[Stored entries]
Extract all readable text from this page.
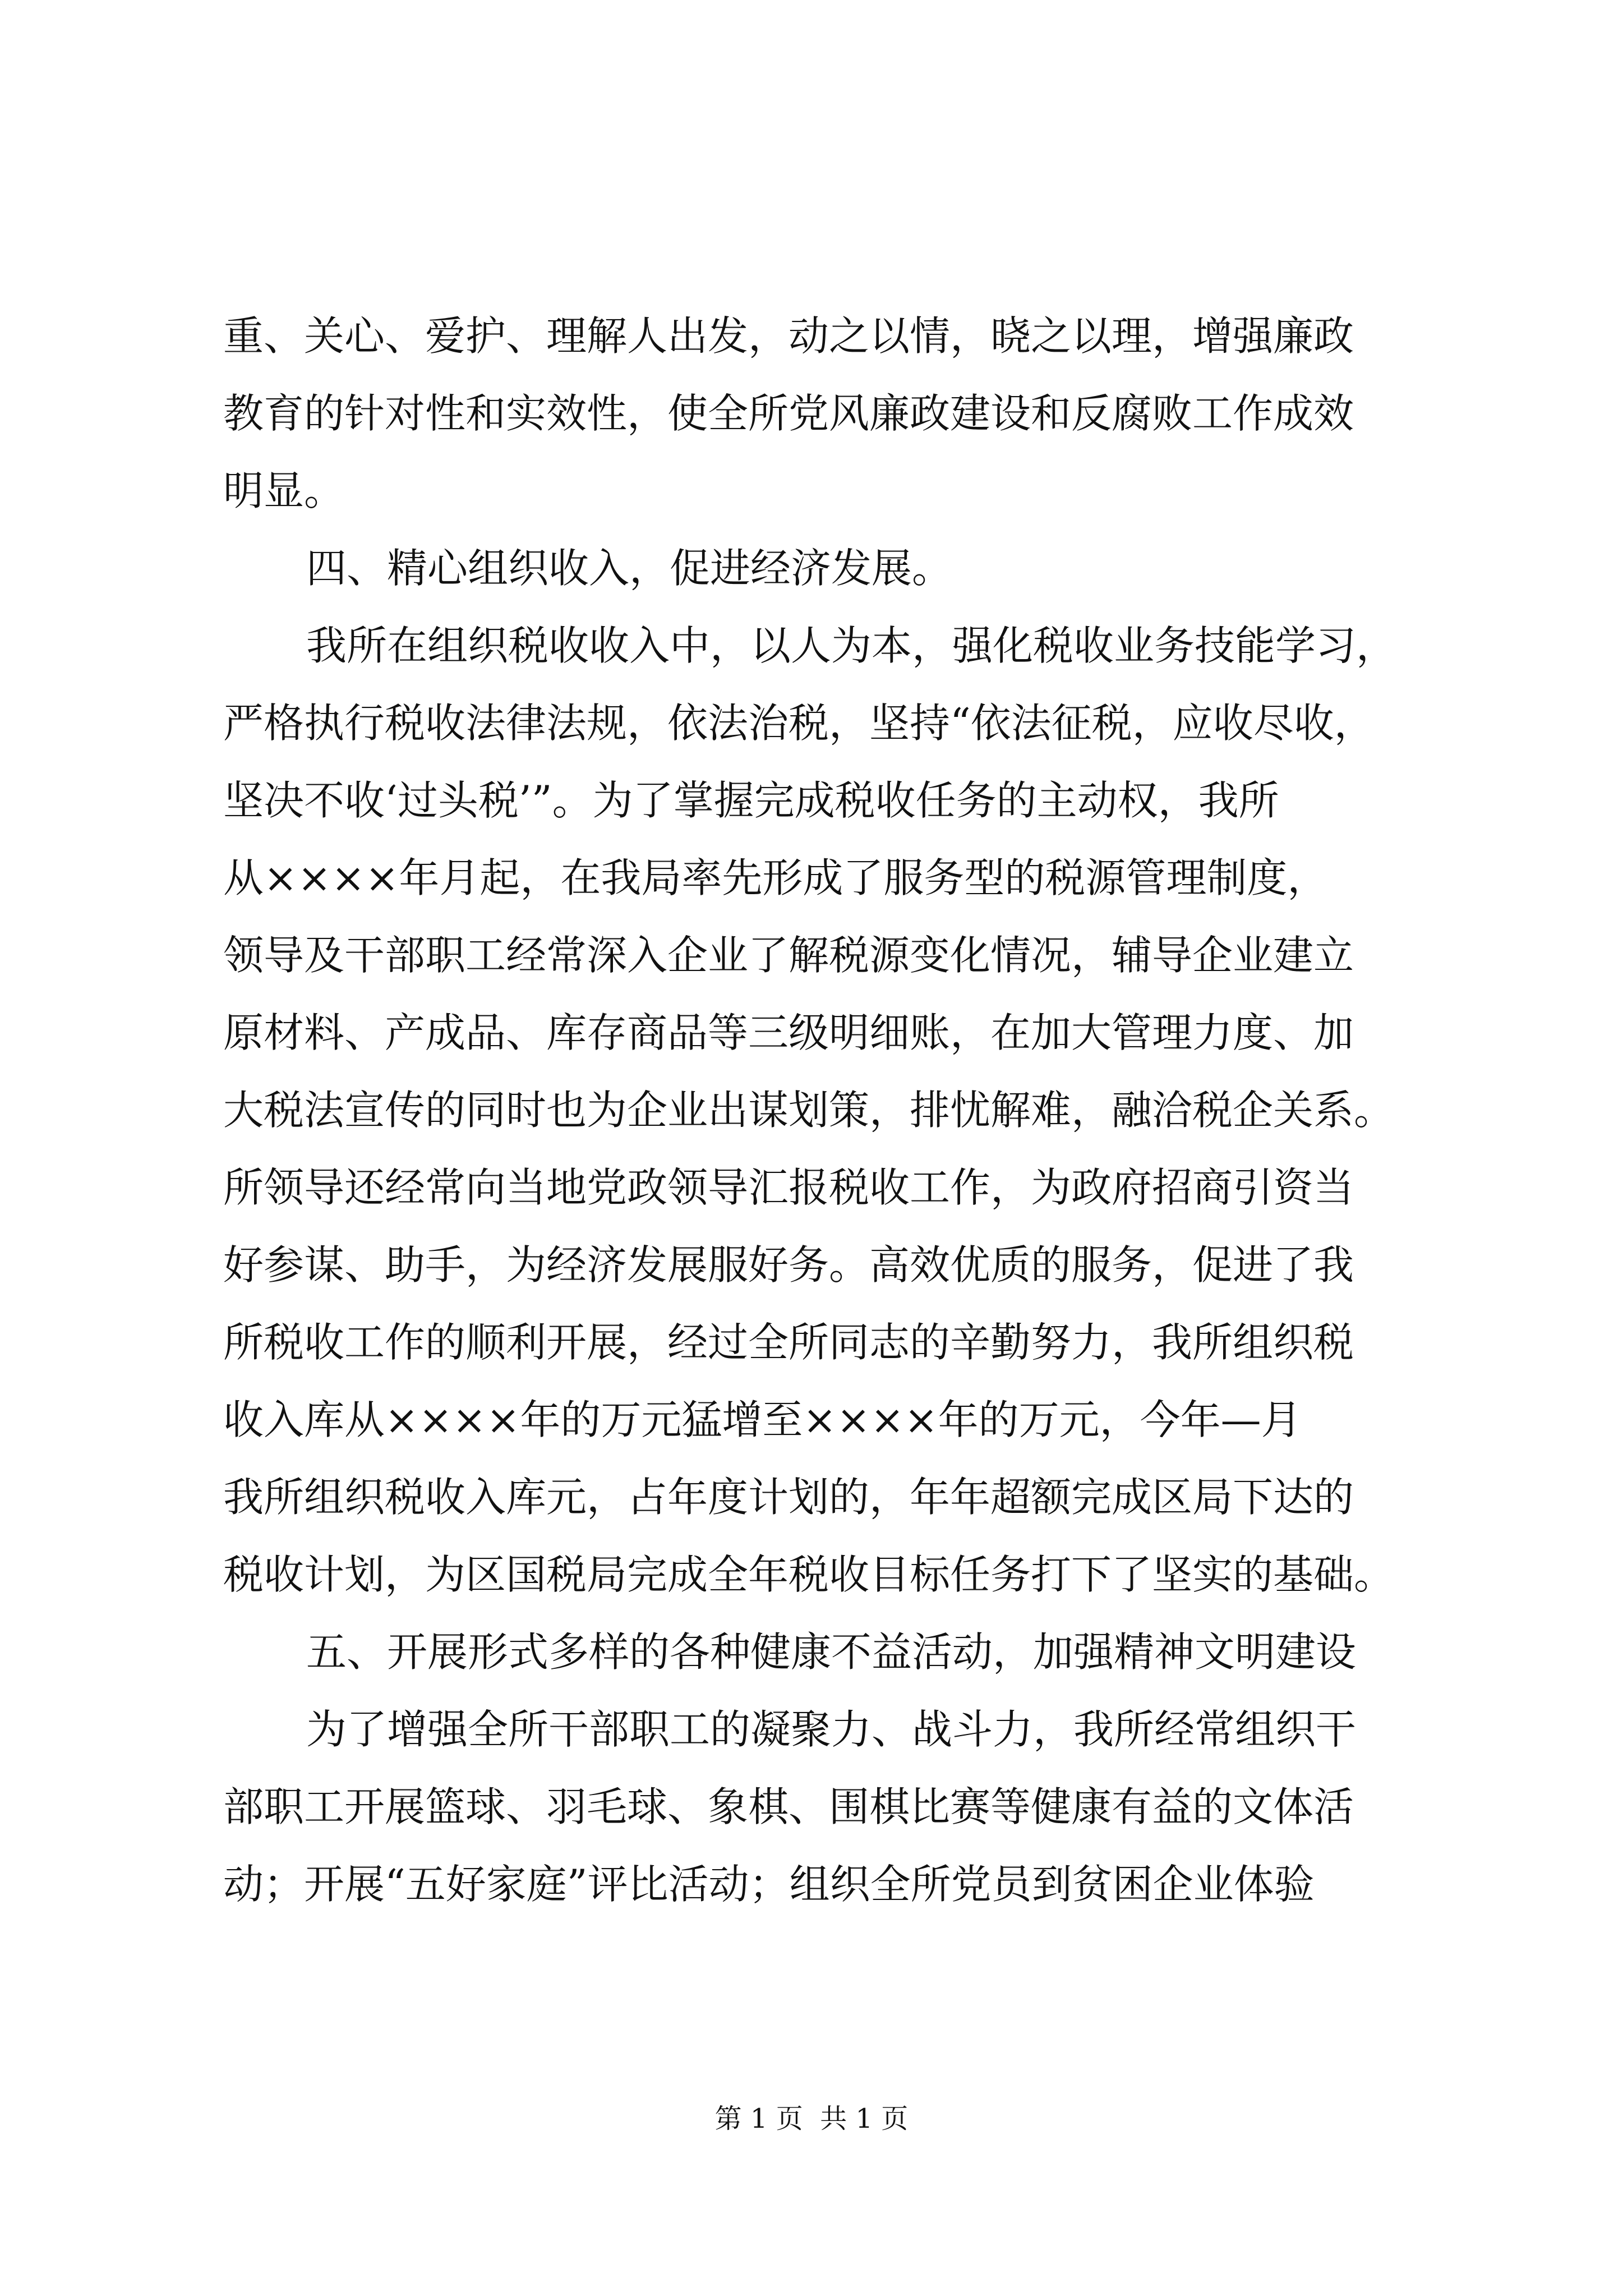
重、关心、爱护、理解人出发，动之以情，晓之以理，增强廉政
教育的针对性和实效性，使全所党风廉政建设和反腐败工作成效
明显。
四、精心组织收入，促进经济发展。
我所在组织税收收入中，以人为本，强化税收业务技能学习，
严格执行税收法律法规，依法治税，坚持“依法征税，应收尽收，
坚决不收‘过头税’”。为了掌握完成税收任务的主动权，我所
从××××年月起，在我局率先形成了服务型的税源管理制度，
领导及干部职工经常深入企业了解税源变化情况，辅导企业建立
原材料、产成品、库存商品等三级明细账，在加大管理力度、加
大税法宣传的同时也为企业出谋划策，排忧解难，融洽税企关系。
所领导还经常向当地党政领导汇报税收工作，为政府招商引资当
好参谋、助手，为经济发展服好务。高效优质的服务，促进了我
所税收工作的顺利开展，经过全所同志的辛勤努力，我所组织税
收入库从××××年的万元猛增至××××年的万元，今年—月
我所组织税收入库元，占年度计划的，年年超额完成区局下达的
税收计划，为区国税局完成全年税收目标任务打下了坚实的基础。
五、开展形式多样的各种健康不益活动，加强精神文明建设
为了增强全所干部职工的凝聚力、战斗力，我所经常组织干
部职工开展篮球、羽毛球、象棋、围棋比赛等健康有益的文体活
动；开展“五好家庭”评比活动；组织全所党员到贫困企业体验
第 1 页  共 1 页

- [Problem details]:
Copy the records above exactly, omitting every picture.

- [Reply]:
Extract all readable text from this page.
重、关心、爱护、理解人出发，动之以情，晓之以理，增强廉政
教育的针对性和实效性，使全所党风廉政建设和反腐败工作成效
明显。
四、精心组织收入，促进经济发展。
我所在组织税收收入中，以人为本，强化税收业务技能学习，
严格执行税收法律法规，依法治税，坚持“依法征税，应收尽收，
坚决不收‘过头税’”。为了掌握完成税收任务的主动权，我所
从××××年月起，在我局率先形成了服务型的税源管理制度，
领导及干部职工经常深入企业了解税源变化情况，辅导企业建立
原材料、产成品、库存商品等三级明细账，在加大管理力度、加
大税法宣传的同时也为企业出谋划策，排忧解难，融洽税企关系。
所领导还经常向当地党政领导汇报税收工作，为政府招商引资当
好参谋、助手，为经济发展服好务。高效优质的服务，促进了我
所税收工作的顺利开展，经过全所同志的辛勤努力，我所组织税
收入库从××××年的万元猛增至××××年的万元，今年—月
我所组织税收入库元，占年度计划的，年年超额完成区局下达的
税收计划，为区国税局完成全年税收目标任务打下了坚实的基础。
五、开展形式多样的各种健康不益活动，加强精神文明建设
为了增强全所干部职工的凝聚力、战斗力，我所经常组织干
部职工开展篮球、羽毛球、象棋、围棋比赛等健康有益的文体活
动；开展“五好家庭”评比活动；组织全所党员到贫困企业体验
第 1 页  共 1 页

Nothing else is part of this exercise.